>> Begin Input data

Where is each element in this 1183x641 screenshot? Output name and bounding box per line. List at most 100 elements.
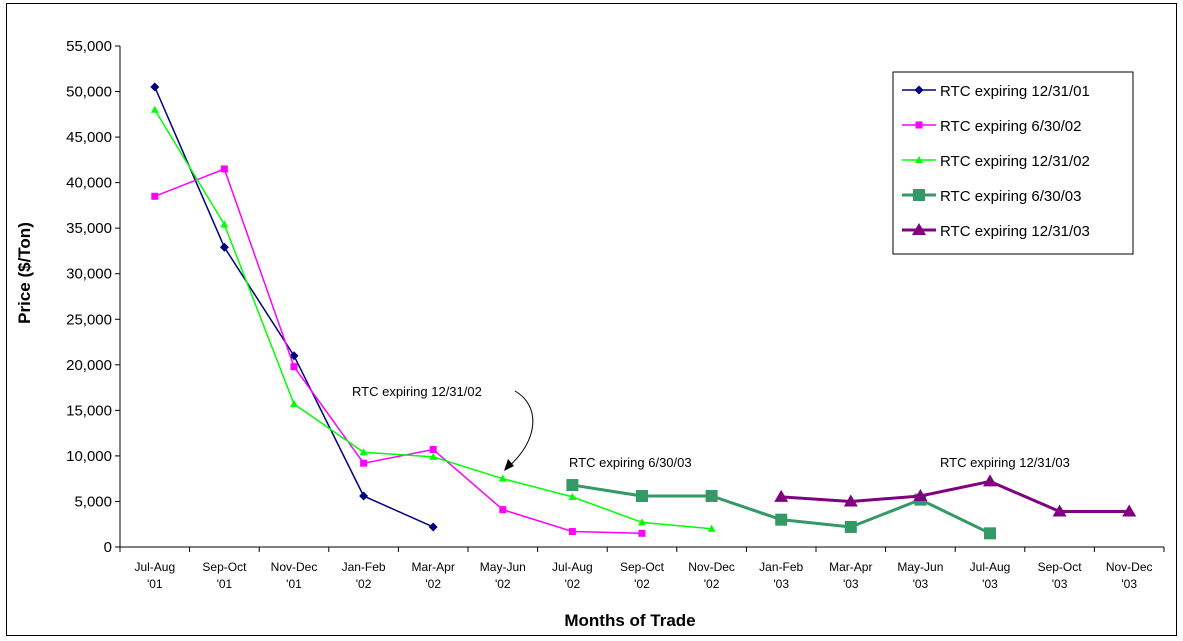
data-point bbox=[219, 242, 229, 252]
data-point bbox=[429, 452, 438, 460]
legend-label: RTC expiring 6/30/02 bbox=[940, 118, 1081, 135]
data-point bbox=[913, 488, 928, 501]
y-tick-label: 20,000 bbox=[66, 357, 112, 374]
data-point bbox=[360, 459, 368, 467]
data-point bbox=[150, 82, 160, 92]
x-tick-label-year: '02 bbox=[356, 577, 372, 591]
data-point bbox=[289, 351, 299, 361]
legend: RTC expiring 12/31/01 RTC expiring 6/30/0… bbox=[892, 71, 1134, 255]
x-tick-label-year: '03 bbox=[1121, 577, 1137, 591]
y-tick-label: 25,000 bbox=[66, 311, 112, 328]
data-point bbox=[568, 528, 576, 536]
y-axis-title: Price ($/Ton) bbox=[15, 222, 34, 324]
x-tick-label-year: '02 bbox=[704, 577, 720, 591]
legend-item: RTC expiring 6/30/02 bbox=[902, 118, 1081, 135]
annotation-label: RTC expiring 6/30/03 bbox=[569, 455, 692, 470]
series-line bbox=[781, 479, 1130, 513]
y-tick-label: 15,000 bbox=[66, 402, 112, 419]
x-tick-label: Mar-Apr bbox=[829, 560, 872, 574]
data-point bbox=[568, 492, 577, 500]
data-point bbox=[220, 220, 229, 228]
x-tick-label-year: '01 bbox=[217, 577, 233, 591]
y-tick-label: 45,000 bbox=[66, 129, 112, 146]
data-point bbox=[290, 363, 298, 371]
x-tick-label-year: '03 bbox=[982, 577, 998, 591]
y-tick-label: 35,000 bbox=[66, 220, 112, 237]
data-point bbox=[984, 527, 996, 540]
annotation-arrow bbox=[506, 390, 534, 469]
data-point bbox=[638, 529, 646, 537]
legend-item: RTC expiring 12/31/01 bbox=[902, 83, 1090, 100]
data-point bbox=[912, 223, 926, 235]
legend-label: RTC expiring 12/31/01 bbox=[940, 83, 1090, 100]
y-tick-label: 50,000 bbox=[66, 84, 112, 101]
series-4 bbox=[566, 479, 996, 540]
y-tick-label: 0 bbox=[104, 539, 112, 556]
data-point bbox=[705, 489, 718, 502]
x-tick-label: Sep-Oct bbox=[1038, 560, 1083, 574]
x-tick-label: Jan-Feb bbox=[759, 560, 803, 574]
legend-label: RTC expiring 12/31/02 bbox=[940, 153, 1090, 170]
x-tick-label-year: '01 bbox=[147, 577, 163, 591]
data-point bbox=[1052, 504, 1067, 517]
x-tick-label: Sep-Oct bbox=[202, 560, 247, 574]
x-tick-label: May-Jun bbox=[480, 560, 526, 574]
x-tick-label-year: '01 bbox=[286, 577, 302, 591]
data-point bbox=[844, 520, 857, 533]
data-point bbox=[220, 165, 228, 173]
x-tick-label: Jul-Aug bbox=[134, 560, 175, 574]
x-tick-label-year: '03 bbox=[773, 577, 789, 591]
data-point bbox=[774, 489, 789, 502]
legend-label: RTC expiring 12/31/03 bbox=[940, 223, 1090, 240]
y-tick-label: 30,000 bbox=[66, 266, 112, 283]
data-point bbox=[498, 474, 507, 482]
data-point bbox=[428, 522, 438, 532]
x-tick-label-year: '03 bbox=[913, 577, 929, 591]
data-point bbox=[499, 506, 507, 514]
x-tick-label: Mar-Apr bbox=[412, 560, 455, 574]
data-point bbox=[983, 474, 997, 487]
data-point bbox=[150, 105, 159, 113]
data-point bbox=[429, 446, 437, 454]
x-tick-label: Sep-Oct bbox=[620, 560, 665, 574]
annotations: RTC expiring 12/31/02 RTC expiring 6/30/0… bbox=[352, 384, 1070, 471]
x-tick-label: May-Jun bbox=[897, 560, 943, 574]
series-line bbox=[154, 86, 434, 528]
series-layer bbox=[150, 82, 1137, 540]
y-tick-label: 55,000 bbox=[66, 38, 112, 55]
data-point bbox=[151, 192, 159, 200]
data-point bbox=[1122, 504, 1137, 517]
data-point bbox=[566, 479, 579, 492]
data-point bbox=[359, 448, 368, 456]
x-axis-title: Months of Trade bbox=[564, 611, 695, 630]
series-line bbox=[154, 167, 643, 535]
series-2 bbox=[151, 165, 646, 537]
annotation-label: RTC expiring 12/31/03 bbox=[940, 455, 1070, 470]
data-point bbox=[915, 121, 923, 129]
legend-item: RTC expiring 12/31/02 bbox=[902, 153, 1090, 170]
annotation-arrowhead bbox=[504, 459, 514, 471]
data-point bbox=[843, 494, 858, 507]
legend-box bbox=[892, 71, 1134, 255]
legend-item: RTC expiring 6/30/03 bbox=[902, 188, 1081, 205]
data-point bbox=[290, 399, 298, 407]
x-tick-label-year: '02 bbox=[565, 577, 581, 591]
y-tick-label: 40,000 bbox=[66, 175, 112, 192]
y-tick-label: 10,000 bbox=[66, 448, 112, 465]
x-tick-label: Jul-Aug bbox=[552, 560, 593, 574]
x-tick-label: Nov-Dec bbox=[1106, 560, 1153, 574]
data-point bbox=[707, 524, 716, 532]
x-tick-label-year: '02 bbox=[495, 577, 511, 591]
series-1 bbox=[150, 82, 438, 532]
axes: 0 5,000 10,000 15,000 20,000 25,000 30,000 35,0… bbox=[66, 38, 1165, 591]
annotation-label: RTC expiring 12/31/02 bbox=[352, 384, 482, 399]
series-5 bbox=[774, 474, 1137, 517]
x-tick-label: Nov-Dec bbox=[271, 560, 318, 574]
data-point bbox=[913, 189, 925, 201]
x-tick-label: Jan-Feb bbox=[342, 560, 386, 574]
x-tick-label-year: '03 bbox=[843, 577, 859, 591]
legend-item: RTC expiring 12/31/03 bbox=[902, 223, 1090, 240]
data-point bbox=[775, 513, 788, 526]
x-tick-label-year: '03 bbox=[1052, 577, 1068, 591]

>> End Input data
>> Begin Input data

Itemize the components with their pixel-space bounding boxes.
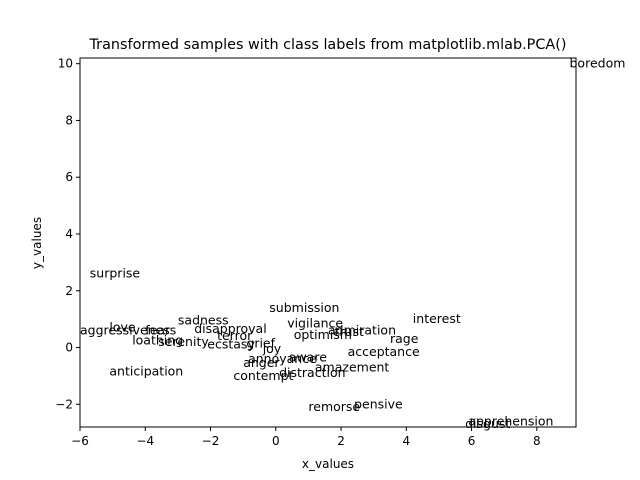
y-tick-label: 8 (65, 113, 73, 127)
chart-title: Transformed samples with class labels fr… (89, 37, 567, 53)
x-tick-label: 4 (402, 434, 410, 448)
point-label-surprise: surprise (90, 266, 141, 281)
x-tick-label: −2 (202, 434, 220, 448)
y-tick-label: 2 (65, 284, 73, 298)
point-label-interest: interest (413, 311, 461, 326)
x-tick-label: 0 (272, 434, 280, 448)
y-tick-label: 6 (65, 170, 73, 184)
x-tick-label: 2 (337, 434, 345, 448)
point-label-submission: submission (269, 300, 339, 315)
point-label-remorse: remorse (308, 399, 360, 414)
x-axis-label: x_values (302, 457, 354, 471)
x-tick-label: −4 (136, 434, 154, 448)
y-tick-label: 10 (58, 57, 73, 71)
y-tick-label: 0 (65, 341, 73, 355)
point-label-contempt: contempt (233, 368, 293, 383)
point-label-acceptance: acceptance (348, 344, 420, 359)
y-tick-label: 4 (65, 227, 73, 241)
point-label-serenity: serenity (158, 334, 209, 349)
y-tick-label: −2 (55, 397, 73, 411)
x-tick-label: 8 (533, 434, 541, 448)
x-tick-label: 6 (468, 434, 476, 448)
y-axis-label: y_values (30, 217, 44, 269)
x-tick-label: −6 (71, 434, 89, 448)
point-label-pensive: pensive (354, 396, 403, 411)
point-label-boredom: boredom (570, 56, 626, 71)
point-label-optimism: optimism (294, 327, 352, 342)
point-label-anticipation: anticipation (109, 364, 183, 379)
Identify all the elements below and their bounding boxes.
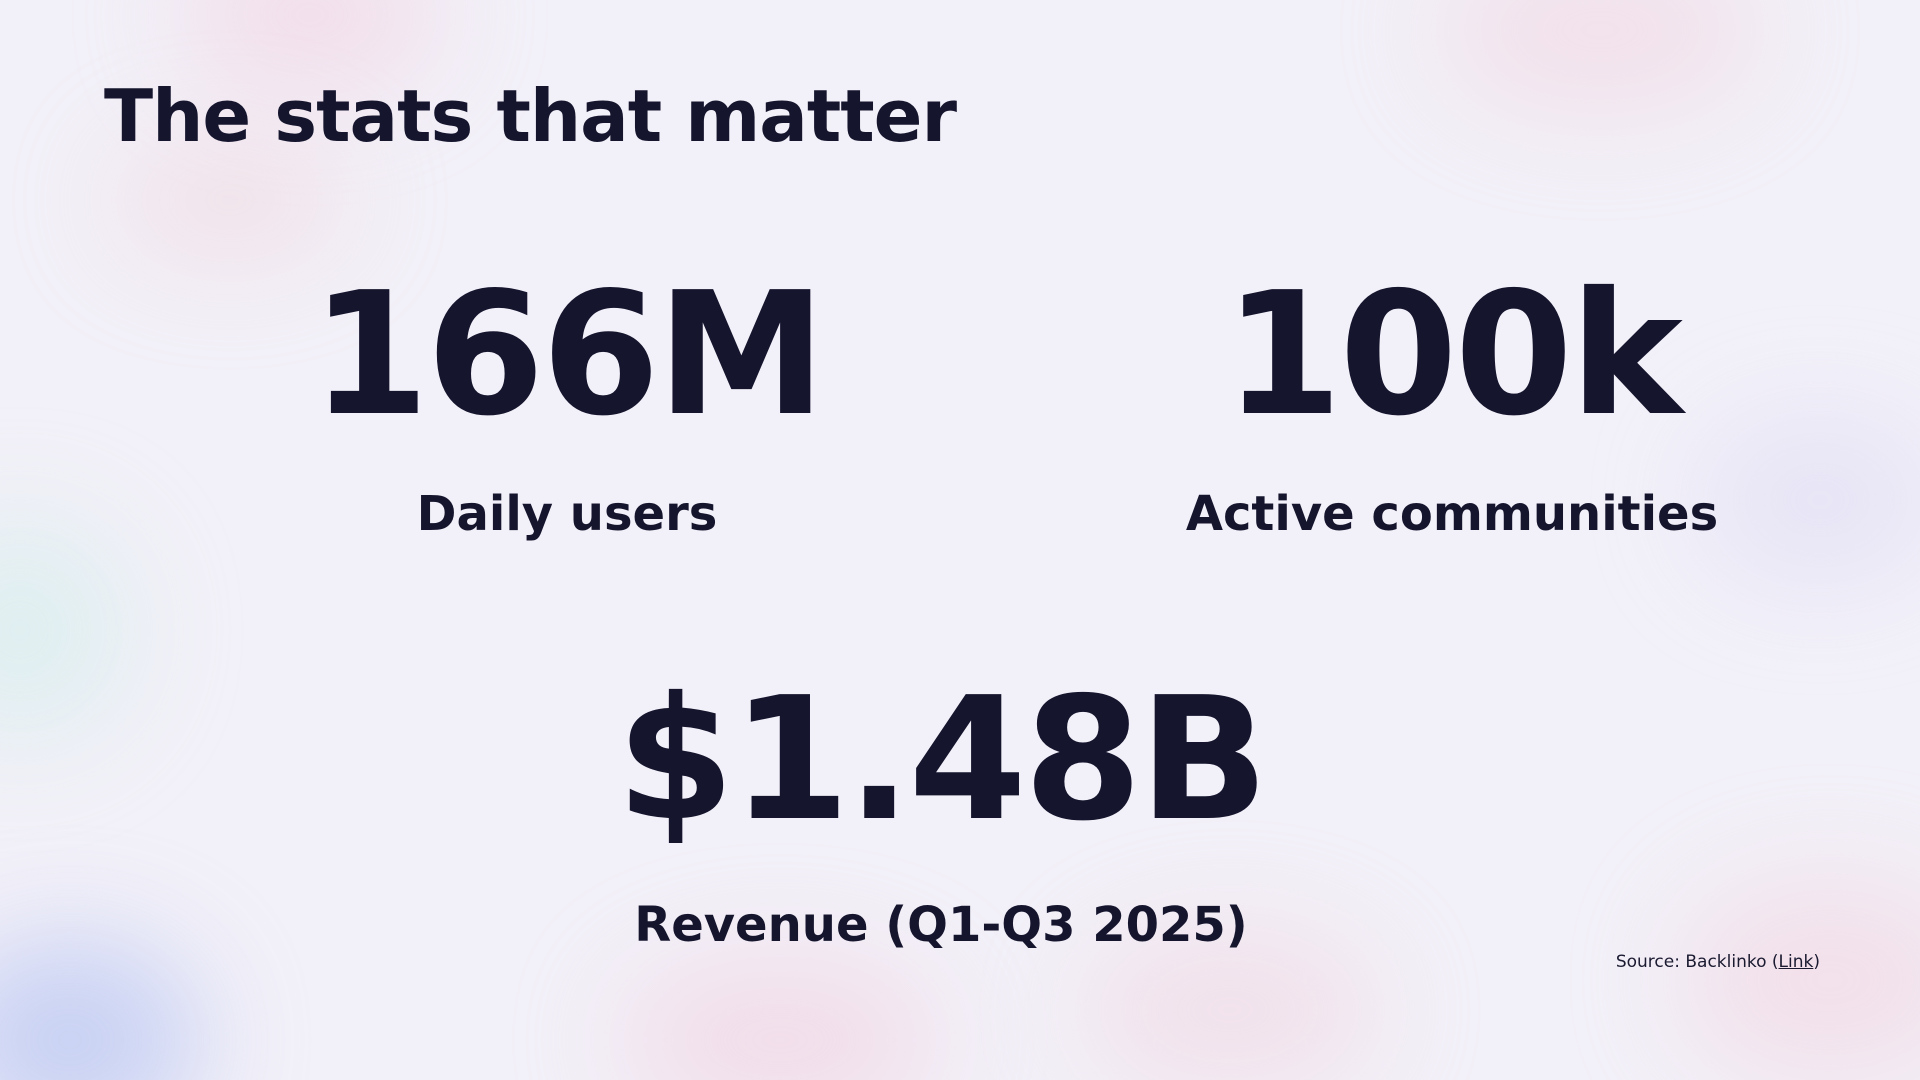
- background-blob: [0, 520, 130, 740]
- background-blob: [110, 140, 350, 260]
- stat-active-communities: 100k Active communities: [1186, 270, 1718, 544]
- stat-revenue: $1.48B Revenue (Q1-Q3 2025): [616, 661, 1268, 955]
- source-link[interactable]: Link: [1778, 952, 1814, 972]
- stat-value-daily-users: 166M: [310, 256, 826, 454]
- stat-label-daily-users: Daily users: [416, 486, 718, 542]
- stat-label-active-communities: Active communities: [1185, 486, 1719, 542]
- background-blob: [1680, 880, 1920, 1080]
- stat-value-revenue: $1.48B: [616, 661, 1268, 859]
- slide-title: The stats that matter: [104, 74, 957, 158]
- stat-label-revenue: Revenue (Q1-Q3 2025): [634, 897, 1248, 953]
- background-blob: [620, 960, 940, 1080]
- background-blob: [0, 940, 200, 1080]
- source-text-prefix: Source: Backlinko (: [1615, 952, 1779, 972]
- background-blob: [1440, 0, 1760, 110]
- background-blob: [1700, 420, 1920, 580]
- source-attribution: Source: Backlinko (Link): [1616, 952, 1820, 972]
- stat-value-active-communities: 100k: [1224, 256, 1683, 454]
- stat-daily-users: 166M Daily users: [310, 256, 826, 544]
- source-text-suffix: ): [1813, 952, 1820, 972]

>> End Input data
>> Begin Input data

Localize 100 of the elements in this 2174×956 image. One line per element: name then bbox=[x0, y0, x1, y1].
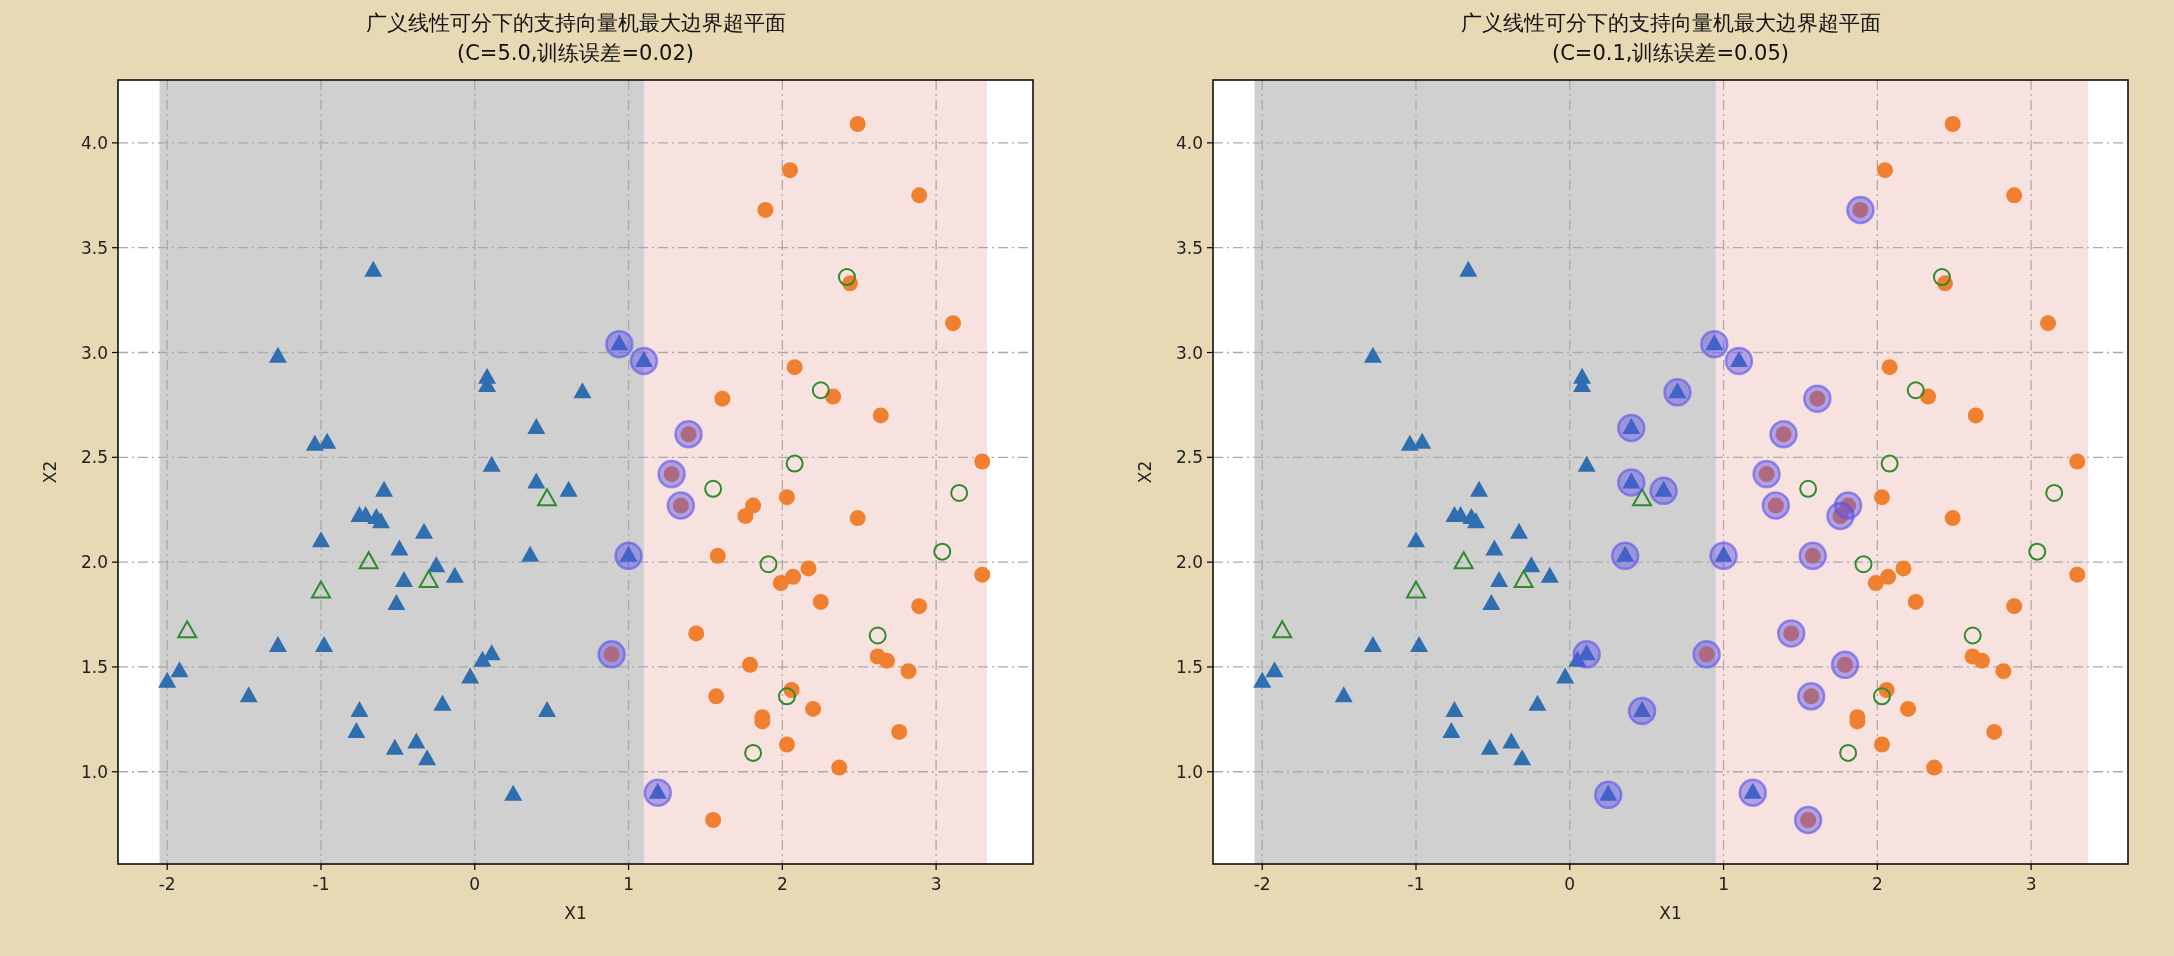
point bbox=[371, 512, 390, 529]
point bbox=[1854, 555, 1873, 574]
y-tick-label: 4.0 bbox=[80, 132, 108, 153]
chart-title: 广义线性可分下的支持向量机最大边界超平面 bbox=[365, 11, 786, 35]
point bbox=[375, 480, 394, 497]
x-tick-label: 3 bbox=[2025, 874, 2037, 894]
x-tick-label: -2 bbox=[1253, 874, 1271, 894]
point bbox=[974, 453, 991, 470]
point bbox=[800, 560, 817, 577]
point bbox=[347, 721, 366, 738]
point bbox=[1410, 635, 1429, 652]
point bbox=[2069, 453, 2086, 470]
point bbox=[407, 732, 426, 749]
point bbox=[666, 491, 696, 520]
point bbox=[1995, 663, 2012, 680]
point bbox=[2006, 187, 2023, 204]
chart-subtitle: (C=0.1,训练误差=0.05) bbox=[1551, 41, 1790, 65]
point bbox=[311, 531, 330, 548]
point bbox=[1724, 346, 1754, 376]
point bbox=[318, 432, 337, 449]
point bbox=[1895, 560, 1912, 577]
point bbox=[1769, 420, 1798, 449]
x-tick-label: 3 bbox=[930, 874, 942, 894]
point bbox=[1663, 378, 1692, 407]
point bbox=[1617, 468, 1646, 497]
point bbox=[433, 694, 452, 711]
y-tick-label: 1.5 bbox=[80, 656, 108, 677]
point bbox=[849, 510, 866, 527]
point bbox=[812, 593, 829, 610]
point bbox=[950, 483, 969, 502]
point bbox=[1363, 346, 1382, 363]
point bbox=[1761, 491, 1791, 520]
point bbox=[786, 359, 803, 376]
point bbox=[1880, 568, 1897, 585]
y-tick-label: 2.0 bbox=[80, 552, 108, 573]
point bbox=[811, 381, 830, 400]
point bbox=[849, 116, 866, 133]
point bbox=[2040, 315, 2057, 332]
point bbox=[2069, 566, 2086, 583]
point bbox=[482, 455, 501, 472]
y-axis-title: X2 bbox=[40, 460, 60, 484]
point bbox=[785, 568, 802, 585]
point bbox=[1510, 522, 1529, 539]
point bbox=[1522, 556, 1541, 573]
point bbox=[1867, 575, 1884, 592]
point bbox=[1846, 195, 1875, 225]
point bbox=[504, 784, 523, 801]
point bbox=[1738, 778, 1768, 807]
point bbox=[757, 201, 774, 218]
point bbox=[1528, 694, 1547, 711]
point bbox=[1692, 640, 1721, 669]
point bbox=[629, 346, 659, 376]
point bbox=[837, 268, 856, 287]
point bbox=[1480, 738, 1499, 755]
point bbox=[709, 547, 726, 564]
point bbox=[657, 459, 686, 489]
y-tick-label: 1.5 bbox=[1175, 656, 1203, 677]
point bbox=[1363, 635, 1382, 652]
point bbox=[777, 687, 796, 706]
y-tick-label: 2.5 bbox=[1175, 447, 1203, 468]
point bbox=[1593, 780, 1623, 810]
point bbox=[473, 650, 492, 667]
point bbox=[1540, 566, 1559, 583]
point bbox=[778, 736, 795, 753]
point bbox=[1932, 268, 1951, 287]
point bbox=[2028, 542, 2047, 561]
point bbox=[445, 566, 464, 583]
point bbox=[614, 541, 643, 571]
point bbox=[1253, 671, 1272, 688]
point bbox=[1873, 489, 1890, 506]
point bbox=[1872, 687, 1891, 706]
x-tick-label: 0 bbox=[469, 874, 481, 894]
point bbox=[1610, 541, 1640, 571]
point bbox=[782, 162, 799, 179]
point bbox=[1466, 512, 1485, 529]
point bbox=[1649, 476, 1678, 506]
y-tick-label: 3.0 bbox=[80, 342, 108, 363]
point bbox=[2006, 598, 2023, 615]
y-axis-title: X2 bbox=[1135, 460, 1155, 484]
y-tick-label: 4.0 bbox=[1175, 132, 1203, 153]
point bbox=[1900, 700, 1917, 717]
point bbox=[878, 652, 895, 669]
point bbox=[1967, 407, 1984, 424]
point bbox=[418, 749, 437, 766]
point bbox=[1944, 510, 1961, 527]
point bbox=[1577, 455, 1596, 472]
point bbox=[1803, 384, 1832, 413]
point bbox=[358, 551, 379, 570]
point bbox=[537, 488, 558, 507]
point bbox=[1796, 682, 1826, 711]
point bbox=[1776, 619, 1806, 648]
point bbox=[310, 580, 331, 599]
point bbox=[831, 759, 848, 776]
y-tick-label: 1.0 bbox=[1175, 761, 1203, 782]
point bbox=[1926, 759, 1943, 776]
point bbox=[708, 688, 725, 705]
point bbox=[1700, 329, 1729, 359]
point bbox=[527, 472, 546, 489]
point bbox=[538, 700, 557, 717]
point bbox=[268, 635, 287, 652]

>> End Input data

> What needs to be done:
Copy verbatim the stretch of the items from the line containing "- background-blob: [0, 520, 130, 740]" through the line containing "- stat-value-daily-users: 166M: [310, 256, 826, 454]", both included.

> Solution for this task:
- background-blob: [0, 520, 130, 740]
- background-blob: [110, 140, 350, 260]
- stat-active-communities: 100k Active communities: [1186, 270, 1718, 544]
- stat-revenue: $1.48B Revenue (Q1-Q3 2025): [616, 661, 1268, 955]
- source-link[interactable]: Link: [1778, 952, 1814, 972]
- stat-value-daily-users: 166M: [310, 256, 826, 454]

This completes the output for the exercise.